### WORK REQUIRED
Go through the material underneath and show every line where the string "Cohort" occurs.
....................
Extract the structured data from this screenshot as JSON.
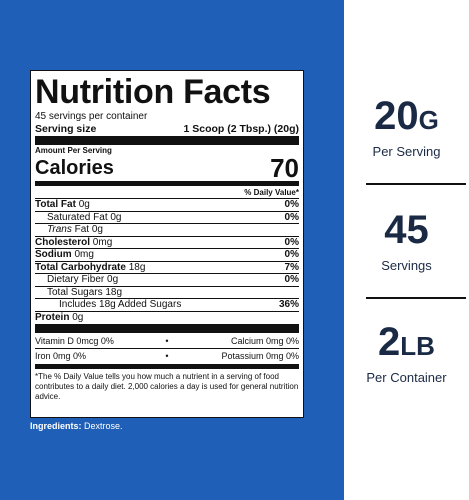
{
  "label": {
    "title": "Nutrition Facts",
    "servings_per_container": "45 servings per container",
    "serving_size_label": "Serving size",
    "serving_size_value": "1 Scoop (2 Tbsp.) (20g)",
    "amount_per_serving": "Amount Per Serving",
    "calories_label": "Calories",
    "calories_value": "70",
    "daily_value_header": "% Daily Value*",
    "nutrients": [
      {
        "name": "Total Fat",
        "amount": "0g",
        "dv": "0%"
      },
      {
        "name": "Saturated Fat",
        "amount": "0g",
        "dv": "0%"
      },
      {
        "name": "Trans",
        "suffix": "Fat",
        "amount": "0g",
        "dv": ""
      },
      {
        "name": "Cholesterol",
        "amount": "0mg",
        "dv": "0%"
      },
      {
        "name": "Sodium",
        "amount": "0mg",
        "dv": "0%"
      },
      {
        "name": "Total Carbohydrate",
        "amount": "18g",
        "dv": "7%"
      },
      {
        "name": "Dietary Fiber",
        "amount": "0g",
        "dv": "0%"
      },
      {
        "name": "Total Sugars",
        "amount": "18g",
        "dv": ""
      },
      {
        "name": "Includes 18g Added Sugars",
        "amount": "",
        "dv": "36%"
      },
      {
        "name": "Protein",
        "amount": "0g",
        "dv": ""
      }
    ],
    "vitamins": [
      {
        "left": "Vitamin D 0mcg 0%",
        "right": "Calcium 0mg 0%"
      },
      {
        "left": "Iron 0mg 0%",
        "right": "Potassium 0mg 0%"
      }
    ],
    "bullet": "•",
    "footnote": "*The % Daily Value tells you how much a nutrient in a serving of food contributes to a daily diet. 2,000 calories a day is used for general nutrition advice."
  },
  "ingredients": {
    "label": "Ingredients:",
    "value": "Dextrose."
  },
  "stats": [
    {
      "value": "20",
      "suffix": "G",
      "caption": "Per Serving"
    },
    {
      "value": "45",
      "suffix": "",
      "caption": "Servings"
    },
    {
      "value": "2",
      "suffix": "LB",
      "caption": "Per Container"
    }
  ]
}
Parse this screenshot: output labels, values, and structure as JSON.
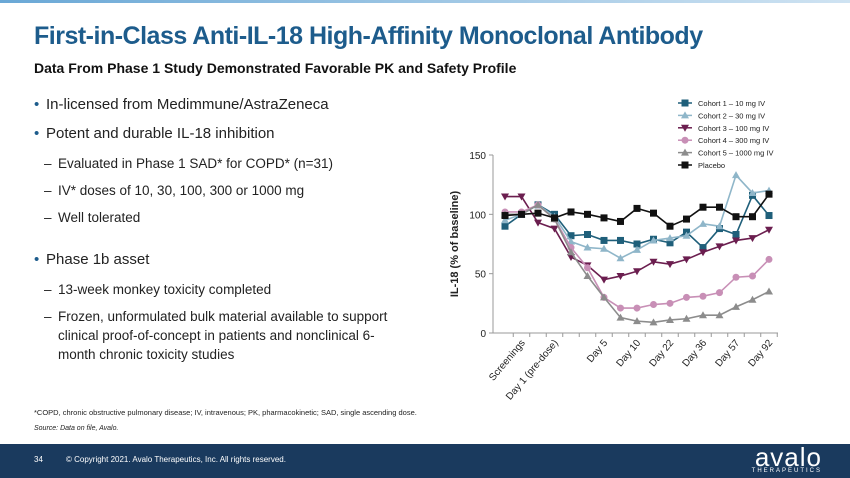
{
  "header": {
    "title": "First-in-Class Anti-IL-18 High-Affinity Monoclonal Antibody",
    "subtitle": "Data From Phase 1 Study Demonstrated Favorable PK and Safety Profile"
  },
  "bullets": [
    {
      "text": "In-licensed from Medimmune/AstraZeneca",
      "sub": []
    },
    {
      "text": "Potent and durable IL-18 inhibition",
      "sub": [
        "Evaluated in Phase 1 SAD* for COPD* (n=31)",
        "IV* doses of 10, 30, 100, 300 or 1000 mg",
        "Well tolerated"
      ]
    },
    {
      "text": "Phase 1b asset",
      "sub": [
        "13-week monkey toxicity completed",
        "Frozen, unformulated bulk material available to support clinical proof-of-concept in patients and nonclinical 6-month chronic toxicity studies"
      ]
    }
  ],
  "footnote": "*COPD, chronic obstructive pulmonary disease; IV, intravenous; PK, pharmacokinetic; SAD, single ascending dose.",
  "source": "Source: Data on file, Avalo.",
  "footer": {
    "page": "34",
    "copyright": "© Copyright 2021. Avalo Therapeutics, Inc. All rights reserved.",
    "logo": "avalo",
    "logo_sub": "THERAPEUTICS"
  },
  "chart_data": {
    "type": "line",
    "ylabel": "IL-18 (% of baseline)",
    "ylim": [
      0,
      150
    ],
    "yticks": [
      0,
      50,
      100,
      150
    ],
    "categories": [
      null,
      "Screenings",
      null,
      "Day 1 (pre-dose)",
      null,
      null,
      "Day 5",
      null,
      "Day 10",
      null,
      "Day 22",
      null,
      "Day 36",
      null,
      "Day 57",
      null,
      "Day 92"
    ],
    "series": [
      {
        "name": "Cohort 1 – 10 mg IV",
        "color": "#1f5f7a",
        "marker": "square",
        "values": [
          90,
          100,
          108,
          100,
          82,
          83,
          78,
          78,
          75,
          79,
          76,
          85,
          72,
          88,
          83,
          116,
          99
        ]
      },
      {
        "name": "Cohort 2 – 30 mg IV",
        "color": "#8fb6c9",
        "marker": "triangle",
        "values": [
          95,
          100,
          108,
          98,
          77,
          72,
          71,
          63,
          70,
          78,
          80,
          82,
          92,
          90,
          133,
          118,
          120
        ]
      },
      {
        "name": "Cohort 3 – 100 mg IV",
        "color": "#6b1e4f",
        "marker": "triangle-down",
        "values": [
          115,
          115,
          93,
          88,
          64,
          57,
          45,
          48,
          52,
          60,
          58,
          62,
          68,
          73,
          78,
          80,
          87
        ]
      },
      {
        "name": "Cohort 4 – 300 mg IV",
        "color": "#c88fb6",
        "marker": "circle",
        "values": [
          102,
          102,
          108,
          96,
          72,
          55,
          30,
          21,
          21,
          24,
          25,
          30,
          31,
          34,
          47,
          48,
          62
        ]
      },
      {
        "name": "Cohort 5 – 1000 mg IV",
        "color": "#8c8c8c",
        "marker": "triangle",
        "values": [
          100,
          100,
          108,
          96,
          68,
          48,
          30,
          13,
          10,
          9,
          11,
          12,
          15,
          15,
          22,
          28,
          35
        ]
      },
      {
        "name": "Placebo",
        "color": "#111111",
        "marker": "square",
        "values": [
          99,
          100,
          101,
          97,
          102,
          100,
          97,
          94,
          105,
          101,
          90,
          96,
          106,
          106,
          98,
          98,
          117
        ]
      }
    ]
  }
}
....................
### WRITTEN RESPONSE
        "name": "Cohort 1 – 10 mg IV",
        "name": "Cohort 2 – 30 mg IV",
        "name": "Cohort 3 – 100 mg IV",
        "name": "Cohort 4 – 300 mg IV",
        "name": "Cohort 5 – 1000 mg IV",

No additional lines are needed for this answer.